QUESTIONS TO ANSWER:
• A. In the Java modules question, give again the part that opens with the words containing "I expected it's" and closes with "should be used?", switching "myModuleB" to "myModuleC".
• B. Answer these questions on the Java modules question:
(i) Which method does myModuleA use?
(ii) What is the result at runtime?
(iii) What claim does the writer say can be read all over the internet?

SOURCE DOCUMENT:
+++++
Using different versions of dependencies in separated Java platform modules

陌路散爱 提交于 2019-11-29 18:31:11

问题


I expected it's possible to use i.e. Guava-19 in myModuleA and guava-20 in myModuleB, since jigsaw modules have their own classpath.

Let's say myModuleA uses Iterators.emptyIterator(); - which is removed in guava-20 and myModuleB uses the new static method FluentIterable.of(); - which wasn't available in guava-19. Unfortunately, my test is negative. At compile-time, it looks fine. In contrast to runtime the result is a NoSuchMethodError. Means that, the class which was the first on the classloader decides which one fails.

The encapsulation with the underlying coupling? I found a reason for myself. It couldn't be supported because of transitive dependencies would have the same problem as before. If a guava class which has version conflicts occurred in the signature in ModuleA and ModuleB depends on it. Which class should be used?

But why all over the internet we can read "jigsaw - the module system stops the classpath hell"? We have now multiple smaller "similar-to-classpaths" with the same problems. It's more an uncertainty than a question.
+++++
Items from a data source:

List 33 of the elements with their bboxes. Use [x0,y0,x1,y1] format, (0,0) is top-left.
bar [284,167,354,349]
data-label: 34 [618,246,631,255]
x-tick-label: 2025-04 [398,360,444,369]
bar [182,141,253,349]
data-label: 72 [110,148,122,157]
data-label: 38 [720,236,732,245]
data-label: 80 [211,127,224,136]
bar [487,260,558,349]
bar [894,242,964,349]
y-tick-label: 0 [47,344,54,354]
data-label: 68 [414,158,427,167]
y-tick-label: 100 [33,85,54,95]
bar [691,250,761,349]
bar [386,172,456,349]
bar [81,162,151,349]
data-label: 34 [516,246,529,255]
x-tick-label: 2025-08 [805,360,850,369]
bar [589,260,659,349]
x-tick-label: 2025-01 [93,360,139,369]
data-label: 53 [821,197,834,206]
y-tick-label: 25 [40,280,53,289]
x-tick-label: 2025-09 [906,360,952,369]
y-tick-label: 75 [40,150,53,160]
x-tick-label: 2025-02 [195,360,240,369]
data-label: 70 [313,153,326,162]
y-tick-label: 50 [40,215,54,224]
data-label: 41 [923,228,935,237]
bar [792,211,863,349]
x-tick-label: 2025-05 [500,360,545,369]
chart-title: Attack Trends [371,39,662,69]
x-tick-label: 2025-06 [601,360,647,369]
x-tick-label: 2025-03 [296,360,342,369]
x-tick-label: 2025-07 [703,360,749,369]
+++++
EXERCISE ANSWERS:
• A.
I expected it's possible to use i.e. Guava-19 in myModuleA and guava-20 in myModuleC, since jigsaw modules have their own classpath.

Let's say myModuleA uses Iterators.emptyIterator(); - which is removed in guava-20 and myModuleC uses the new static method FluentIterable.of(); - which wasn't available in guava-19. Unfortunately, my test is negative. At compile-time, it looks fine. In contrast to runtime the result is a NoSuchMethodError. Means that, the class which was the first on the classloader decides which one fails.

The encapsulation with the underlying coupling? I found a reason for myself. It couldn't be supported because of transitive dependencies would have the same problem as before. If a guava class which has version conflicts occurred in the signature in ModuleA and ModuleB depends on it. Which class should be used?

• B.
(i) Iterators.emptyIterator();
(ii) A NoSuchMethodError.
(iii) "jigsaw - the module system stops the classpath hell"